Problem requirements — List all the lines in these records that hold "stats".

(begin)

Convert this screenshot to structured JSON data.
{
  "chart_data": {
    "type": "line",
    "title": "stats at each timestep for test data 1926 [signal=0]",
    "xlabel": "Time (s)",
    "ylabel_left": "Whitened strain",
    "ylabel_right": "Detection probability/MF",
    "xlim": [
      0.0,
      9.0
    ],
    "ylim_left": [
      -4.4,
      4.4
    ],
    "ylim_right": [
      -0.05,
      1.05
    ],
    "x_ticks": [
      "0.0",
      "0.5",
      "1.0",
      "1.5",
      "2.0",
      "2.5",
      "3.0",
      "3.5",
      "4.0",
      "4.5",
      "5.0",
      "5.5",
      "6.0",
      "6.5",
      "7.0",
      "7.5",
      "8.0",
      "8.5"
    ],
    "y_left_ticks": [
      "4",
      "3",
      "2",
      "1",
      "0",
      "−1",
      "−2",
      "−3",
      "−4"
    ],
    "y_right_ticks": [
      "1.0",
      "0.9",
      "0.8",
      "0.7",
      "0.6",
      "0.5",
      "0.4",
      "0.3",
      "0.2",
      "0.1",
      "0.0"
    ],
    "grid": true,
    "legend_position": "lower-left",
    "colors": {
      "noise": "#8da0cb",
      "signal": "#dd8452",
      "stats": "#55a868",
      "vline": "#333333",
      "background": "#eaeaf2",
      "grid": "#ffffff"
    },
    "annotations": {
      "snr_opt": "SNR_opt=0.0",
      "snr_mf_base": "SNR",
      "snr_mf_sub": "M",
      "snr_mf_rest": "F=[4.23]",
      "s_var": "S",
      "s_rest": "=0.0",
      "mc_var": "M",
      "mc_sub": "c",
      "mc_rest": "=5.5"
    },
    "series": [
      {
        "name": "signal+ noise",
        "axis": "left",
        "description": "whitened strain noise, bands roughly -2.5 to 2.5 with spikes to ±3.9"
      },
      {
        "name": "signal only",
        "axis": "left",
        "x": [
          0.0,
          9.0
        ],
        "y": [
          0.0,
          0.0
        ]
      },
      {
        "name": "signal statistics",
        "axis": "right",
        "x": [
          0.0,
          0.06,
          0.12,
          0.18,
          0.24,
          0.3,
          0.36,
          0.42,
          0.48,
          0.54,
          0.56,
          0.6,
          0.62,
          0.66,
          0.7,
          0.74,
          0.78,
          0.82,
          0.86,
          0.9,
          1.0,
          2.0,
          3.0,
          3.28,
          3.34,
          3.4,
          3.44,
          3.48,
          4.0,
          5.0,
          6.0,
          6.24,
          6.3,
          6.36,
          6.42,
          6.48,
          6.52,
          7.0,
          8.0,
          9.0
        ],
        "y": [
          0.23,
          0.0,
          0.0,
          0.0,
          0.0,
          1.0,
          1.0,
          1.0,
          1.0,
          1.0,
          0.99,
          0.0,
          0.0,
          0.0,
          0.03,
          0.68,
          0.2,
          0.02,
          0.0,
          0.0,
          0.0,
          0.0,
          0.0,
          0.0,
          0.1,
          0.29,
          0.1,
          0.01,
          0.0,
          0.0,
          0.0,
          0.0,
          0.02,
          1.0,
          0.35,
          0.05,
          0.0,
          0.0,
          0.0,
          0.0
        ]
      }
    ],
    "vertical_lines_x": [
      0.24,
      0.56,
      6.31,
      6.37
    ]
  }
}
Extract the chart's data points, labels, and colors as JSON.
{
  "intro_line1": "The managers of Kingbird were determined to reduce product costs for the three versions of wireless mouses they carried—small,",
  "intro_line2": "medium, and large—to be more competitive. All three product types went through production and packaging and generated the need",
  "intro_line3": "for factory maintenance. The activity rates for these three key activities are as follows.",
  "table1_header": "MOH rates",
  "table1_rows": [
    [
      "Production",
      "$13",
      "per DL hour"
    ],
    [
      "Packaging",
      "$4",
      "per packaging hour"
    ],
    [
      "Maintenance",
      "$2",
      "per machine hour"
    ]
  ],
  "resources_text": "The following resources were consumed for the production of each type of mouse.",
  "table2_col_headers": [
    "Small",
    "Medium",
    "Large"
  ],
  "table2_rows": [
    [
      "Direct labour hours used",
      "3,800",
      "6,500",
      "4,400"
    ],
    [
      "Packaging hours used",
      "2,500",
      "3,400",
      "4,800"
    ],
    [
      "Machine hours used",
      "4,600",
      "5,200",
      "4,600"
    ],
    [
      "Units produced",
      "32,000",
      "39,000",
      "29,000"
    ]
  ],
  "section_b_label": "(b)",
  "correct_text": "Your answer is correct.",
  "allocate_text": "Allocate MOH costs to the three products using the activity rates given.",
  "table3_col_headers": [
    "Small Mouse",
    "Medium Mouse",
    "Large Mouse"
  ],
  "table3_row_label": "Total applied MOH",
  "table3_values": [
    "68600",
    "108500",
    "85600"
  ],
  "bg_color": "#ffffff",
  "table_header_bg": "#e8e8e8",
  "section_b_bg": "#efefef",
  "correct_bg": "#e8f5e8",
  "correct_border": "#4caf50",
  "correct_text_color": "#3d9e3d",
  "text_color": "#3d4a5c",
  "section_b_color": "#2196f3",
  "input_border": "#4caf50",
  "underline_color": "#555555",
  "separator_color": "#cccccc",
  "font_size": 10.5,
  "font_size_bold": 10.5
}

(end)

Answer to the task —
    "title": "stats at each timestep for test data 1926 [signal=0]",
      "stats": "#55a868",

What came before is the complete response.